* _What is required_: Identify the lines containing the word "name". Copy each one.

* _Chart and figure data_:

§ §

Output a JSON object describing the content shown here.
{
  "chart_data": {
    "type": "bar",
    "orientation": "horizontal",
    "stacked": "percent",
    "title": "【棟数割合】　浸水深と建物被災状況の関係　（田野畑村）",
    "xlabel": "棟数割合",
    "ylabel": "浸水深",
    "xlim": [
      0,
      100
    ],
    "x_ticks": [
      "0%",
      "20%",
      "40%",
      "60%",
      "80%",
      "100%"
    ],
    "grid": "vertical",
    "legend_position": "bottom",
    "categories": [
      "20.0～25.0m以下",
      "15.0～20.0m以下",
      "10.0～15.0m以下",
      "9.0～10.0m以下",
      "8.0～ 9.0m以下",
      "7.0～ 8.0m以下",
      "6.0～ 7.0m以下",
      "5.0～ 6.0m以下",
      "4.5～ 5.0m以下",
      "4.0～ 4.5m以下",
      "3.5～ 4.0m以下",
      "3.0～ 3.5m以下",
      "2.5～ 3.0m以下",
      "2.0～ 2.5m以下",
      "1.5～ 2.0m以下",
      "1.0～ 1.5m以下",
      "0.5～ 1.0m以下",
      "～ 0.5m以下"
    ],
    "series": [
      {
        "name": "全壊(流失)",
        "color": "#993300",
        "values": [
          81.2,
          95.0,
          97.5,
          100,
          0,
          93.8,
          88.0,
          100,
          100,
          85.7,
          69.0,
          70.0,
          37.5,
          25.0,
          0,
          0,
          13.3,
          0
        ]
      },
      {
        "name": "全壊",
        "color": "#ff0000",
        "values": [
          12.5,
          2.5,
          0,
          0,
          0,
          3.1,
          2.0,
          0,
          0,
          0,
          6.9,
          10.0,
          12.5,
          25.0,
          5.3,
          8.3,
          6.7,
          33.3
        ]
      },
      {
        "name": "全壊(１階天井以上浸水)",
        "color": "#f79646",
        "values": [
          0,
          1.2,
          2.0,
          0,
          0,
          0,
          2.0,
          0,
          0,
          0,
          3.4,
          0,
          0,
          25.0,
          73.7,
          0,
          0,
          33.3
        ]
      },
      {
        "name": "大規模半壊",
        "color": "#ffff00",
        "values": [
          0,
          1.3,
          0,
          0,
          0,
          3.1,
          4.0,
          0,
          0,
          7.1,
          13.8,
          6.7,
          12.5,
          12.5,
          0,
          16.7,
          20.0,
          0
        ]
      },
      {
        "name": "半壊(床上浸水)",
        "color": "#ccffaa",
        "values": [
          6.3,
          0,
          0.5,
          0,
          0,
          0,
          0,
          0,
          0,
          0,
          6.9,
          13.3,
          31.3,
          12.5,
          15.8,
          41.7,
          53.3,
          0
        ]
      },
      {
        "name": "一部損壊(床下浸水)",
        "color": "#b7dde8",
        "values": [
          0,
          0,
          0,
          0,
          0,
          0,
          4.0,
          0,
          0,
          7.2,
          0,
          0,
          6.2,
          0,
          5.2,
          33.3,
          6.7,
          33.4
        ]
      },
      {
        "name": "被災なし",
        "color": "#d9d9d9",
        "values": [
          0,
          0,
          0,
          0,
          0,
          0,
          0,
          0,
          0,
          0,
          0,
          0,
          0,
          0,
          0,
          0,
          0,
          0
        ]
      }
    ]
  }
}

§ §

* _Full solution_:
        "name": "全壊(流失)",
        "name": "全壊",
        "name": "全壊(１階天井以上浸水)",
        "name": "大規模半壊",
        "name": "半壊(床上浸水)",
        "name": "一部損壊(床下浸水)",
        "name": "被災なし",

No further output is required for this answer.